Stated problem: Copy each line in the data that includes the word "xlabel".

Extracted records:
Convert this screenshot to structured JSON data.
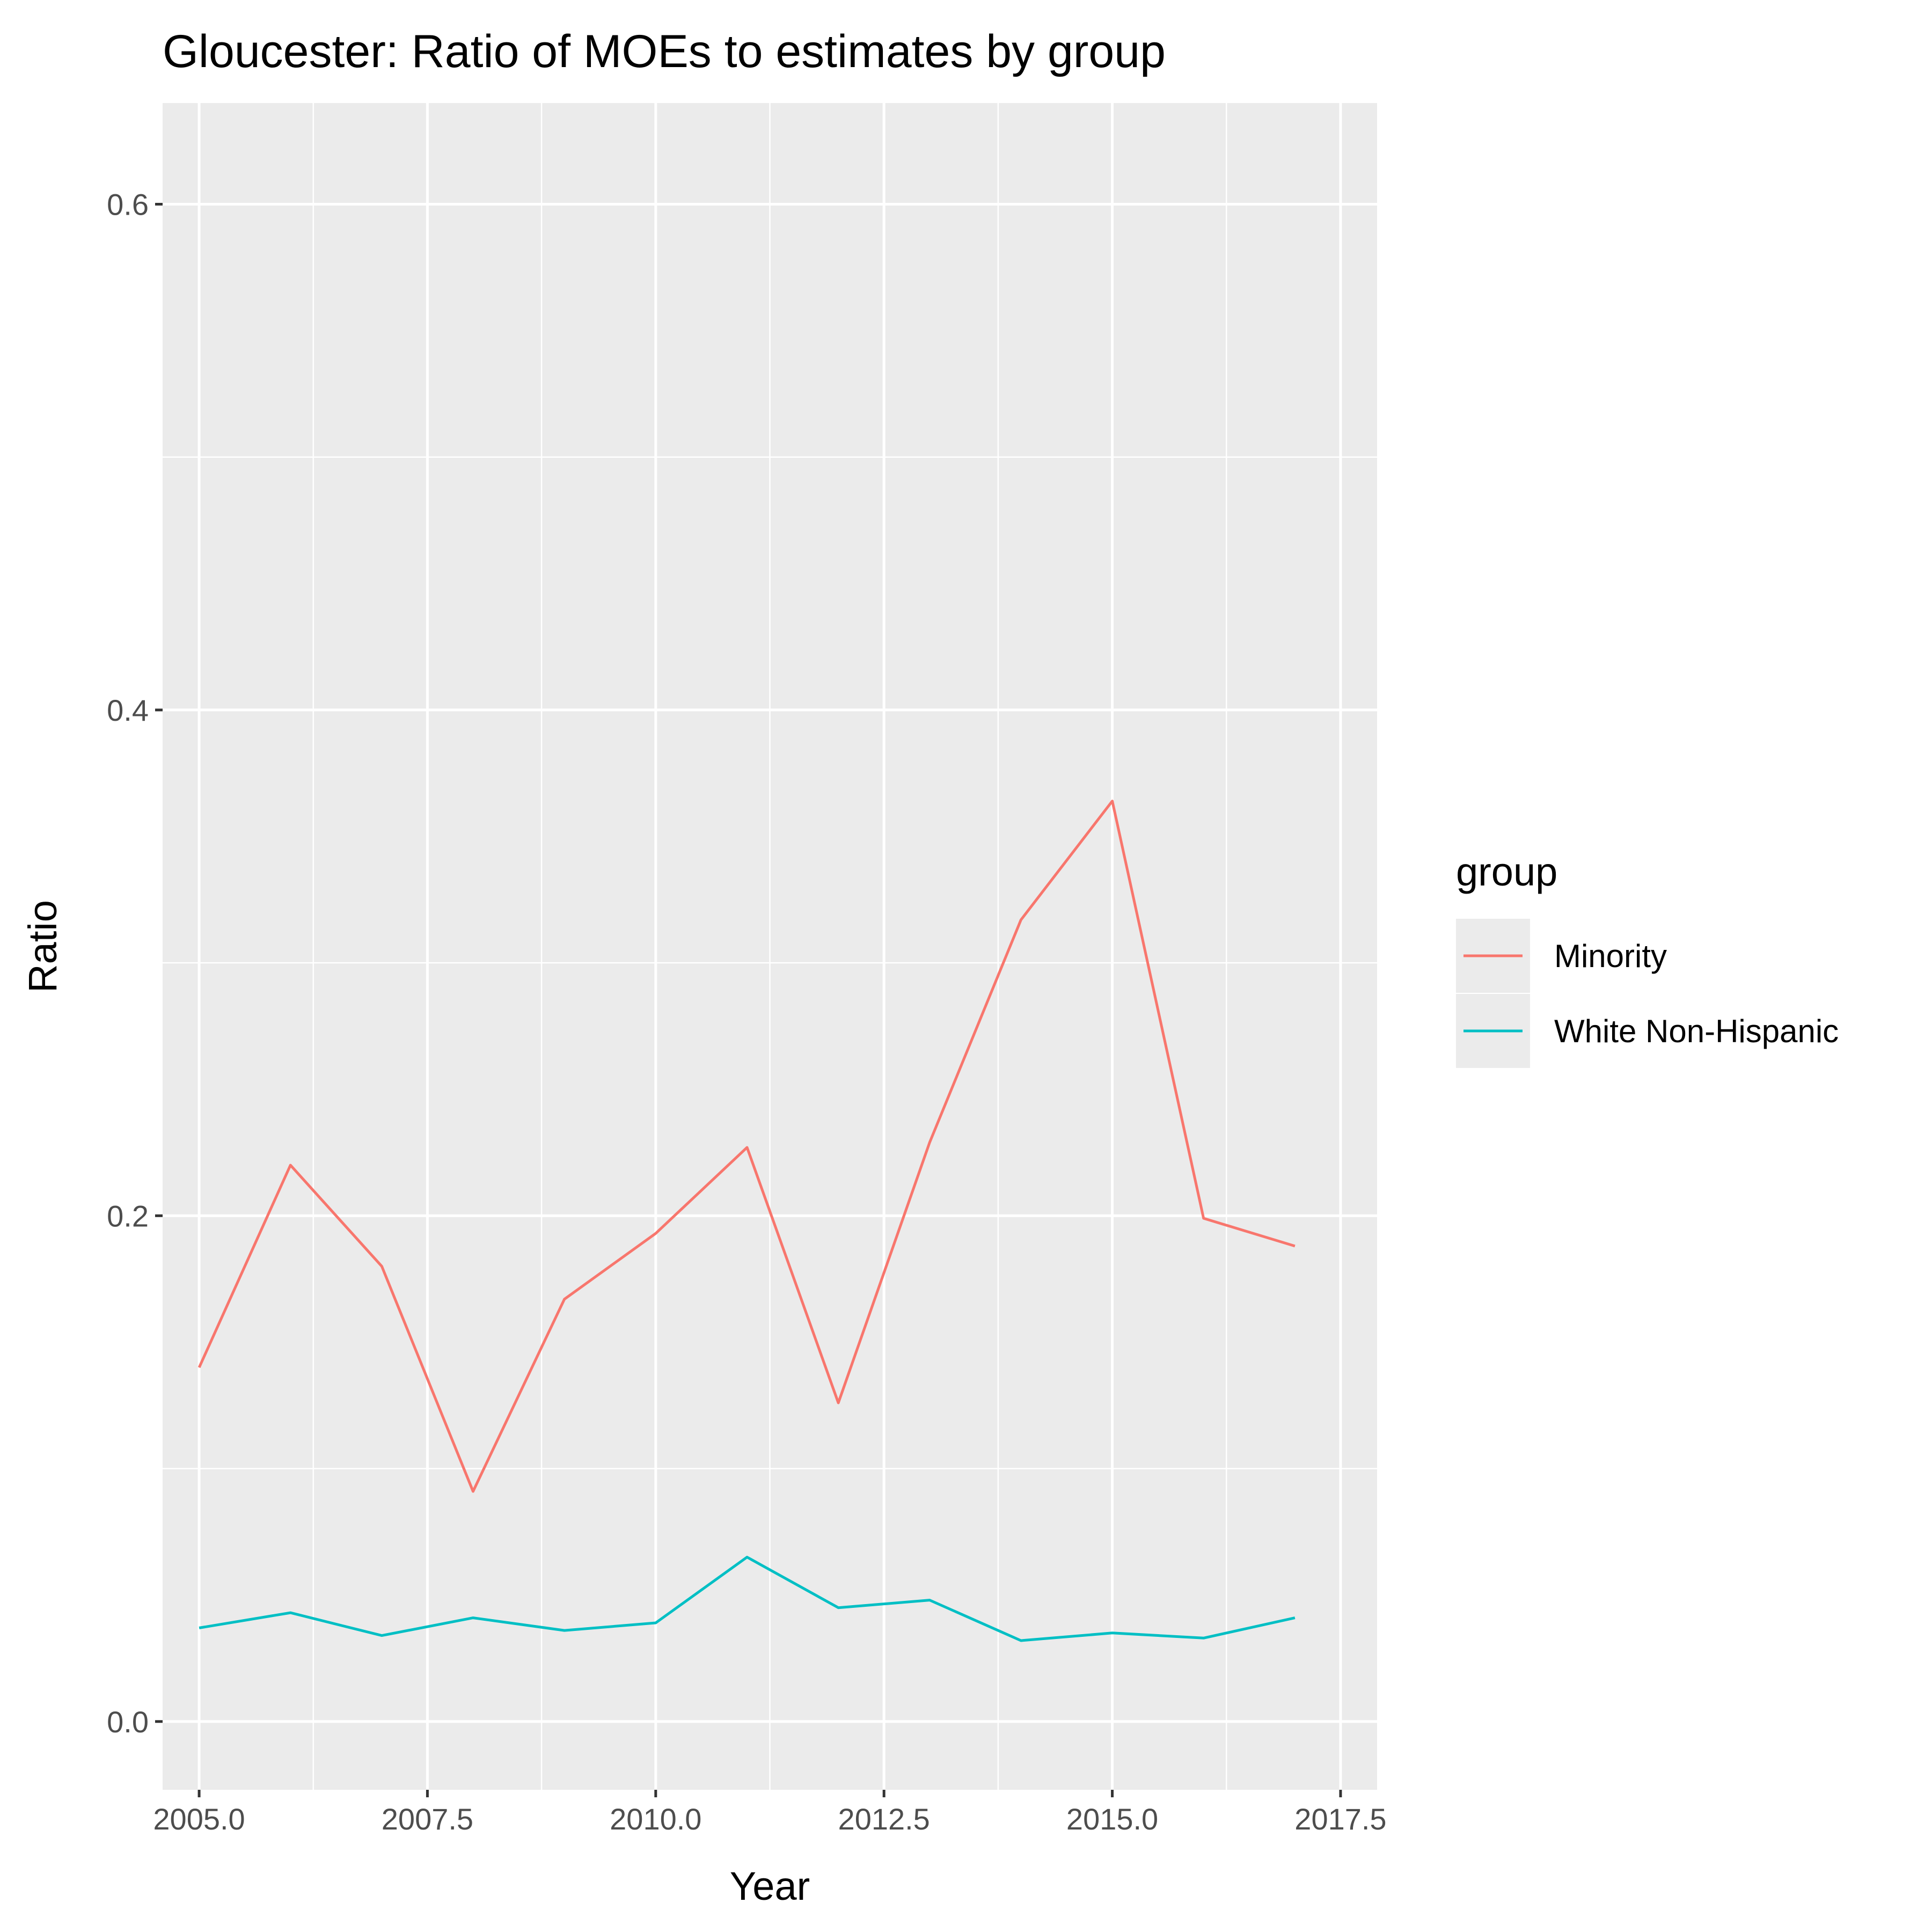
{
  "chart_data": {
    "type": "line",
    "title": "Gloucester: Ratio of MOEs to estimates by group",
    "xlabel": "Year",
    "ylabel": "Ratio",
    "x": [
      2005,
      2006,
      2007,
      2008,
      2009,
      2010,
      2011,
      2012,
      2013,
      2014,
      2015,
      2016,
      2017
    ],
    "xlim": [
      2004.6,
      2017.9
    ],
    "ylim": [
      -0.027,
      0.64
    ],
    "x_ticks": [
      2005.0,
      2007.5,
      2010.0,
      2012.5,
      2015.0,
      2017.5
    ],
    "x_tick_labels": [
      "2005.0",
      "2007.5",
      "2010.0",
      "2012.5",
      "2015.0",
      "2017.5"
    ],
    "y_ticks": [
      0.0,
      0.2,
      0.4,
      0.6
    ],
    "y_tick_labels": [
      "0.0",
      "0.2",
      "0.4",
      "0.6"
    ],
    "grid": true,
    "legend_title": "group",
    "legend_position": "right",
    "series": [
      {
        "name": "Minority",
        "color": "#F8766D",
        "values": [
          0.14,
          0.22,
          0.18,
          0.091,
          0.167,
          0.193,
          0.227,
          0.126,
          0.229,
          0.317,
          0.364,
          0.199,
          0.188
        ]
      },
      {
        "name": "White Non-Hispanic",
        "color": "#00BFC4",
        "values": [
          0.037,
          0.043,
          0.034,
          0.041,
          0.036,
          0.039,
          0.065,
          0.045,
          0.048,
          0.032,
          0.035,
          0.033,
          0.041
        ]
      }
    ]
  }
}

--

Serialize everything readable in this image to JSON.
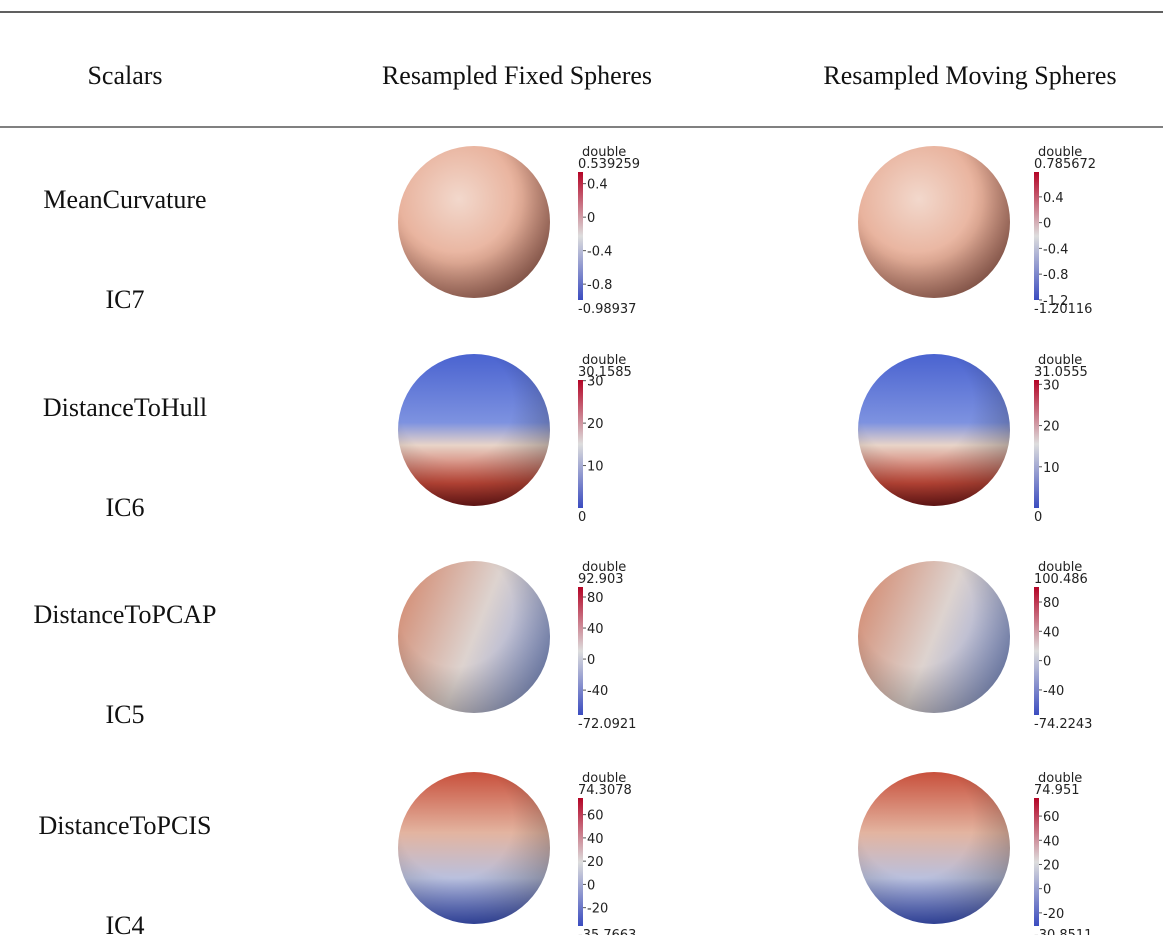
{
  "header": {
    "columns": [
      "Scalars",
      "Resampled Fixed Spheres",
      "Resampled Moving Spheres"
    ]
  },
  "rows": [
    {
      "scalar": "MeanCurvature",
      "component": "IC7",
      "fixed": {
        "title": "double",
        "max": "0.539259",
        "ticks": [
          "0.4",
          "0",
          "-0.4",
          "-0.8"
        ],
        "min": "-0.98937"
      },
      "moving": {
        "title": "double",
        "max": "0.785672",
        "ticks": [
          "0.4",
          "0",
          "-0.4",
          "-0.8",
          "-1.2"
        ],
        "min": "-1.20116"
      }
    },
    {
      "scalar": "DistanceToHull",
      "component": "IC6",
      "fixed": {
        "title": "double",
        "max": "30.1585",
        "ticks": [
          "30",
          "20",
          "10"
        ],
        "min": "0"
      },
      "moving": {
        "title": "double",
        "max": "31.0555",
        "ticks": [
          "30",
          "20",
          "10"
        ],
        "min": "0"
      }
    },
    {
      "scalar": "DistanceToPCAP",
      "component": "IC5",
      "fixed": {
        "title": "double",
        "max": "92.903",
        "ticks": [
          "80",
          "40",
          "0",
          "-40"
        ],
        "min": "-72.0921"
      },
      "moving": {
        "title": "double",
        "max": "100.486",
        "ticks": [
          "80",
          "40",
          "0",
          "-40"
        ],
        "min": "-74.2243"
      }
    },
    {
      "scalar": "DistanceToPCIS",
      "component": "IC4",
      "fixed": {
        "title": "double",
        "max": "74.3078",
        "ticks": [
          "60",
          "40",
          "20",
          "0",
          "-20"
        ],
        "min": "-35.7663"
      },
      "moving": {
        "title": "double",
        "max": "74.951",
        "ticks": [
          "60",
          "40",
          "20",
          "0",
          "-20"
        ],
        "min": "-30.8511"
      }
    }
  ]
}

...

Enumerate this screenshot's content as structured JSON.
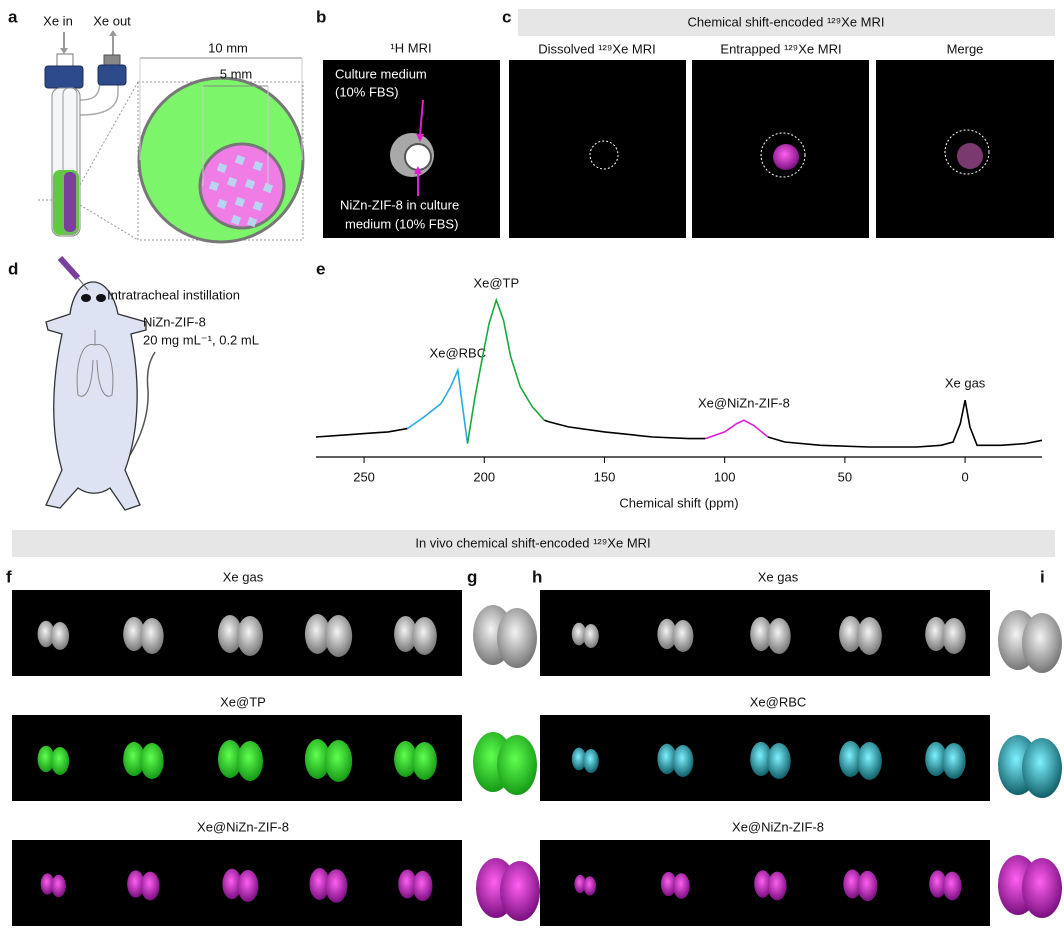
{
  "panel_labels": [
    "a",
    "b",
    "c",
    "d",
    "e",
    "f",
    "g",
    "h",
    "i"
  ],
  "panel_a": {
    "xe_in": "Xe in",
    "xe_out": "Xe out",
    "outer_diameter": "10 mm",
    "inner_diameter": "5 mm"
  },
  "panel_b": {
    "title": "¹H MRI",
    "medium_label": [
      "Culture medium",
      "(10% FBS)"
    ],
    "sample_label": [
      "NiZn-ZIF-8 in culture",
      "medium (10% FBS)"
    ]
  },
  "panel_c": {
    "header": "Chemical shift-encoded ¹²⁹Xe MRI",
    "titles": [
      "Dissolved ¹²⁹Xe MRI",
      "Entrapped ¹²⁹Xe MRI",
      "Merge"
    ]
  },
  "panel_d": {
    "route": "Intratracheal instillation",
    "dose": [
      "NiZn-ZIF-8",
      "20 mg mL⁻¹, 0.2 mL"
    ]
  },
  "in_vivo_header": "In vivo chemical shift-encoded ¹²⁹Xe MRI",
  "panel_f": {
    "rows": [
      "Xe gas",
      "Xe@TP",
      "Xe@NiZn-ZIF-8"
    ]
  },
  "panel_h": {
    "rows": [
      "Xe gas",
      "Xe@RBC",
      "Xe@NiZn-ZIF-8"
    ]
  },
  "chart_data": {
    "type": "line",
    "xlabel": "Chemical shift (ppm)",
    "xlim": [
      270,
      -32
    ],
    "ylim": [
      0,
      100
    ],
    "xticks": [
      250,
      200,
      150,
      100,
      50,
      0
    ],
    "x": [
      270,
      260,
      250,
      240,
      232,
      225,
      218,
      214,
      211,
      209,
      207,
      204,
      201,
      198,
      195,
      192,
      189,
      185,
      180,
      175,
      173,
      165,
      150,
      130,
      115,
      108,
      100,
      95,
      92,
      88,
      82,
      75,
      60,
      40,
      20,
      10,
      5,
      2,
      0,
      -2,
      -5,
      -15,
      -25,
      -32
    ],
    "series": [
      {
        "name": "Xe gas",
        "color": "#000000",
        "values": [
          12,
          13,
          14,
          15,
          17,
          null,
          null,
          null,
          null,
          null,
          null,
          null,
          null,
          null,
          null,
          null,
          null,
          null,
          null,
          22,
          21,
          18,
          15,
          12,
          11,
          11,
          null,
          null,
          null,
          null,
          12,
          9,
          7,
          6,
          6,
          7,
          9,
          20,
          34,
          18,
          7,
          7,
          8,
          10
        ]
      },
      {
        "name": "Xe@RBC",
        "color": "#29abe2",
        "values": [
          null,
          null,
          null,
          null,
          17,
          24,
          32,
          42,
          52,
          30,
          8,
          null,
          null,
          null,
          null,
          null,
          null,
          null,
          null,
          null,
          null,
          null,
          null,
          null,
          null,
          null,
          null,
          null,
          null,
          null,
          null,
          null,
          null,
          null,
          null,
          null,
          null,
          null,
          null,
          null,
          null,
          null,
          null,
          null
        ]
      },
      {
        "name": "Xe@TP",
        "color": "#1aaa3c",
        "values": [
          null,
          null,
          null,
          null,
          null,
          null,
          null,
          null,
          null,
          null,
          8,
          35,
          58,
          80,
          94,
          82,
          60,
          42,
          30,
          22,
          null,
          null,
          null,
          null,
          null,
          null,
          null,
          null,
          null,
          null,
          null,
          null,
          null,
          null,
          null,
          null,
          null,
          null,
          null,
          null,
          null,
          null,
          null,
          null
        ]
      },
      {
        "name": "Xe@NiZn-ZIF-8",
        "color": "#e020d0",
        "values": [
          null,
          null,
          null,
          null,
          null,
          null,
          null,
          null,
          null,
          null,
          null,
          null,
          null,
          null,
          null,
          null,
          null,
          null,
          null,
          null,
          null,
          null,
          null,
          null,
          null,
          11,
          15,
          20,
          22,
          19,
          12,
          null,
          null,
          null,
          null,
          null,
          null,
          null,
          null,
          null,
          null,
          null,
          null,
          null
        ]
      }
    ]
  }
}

Expected answer:
    "xlabel": "Year",
    "xlabel": "Chemical shift (ppm)",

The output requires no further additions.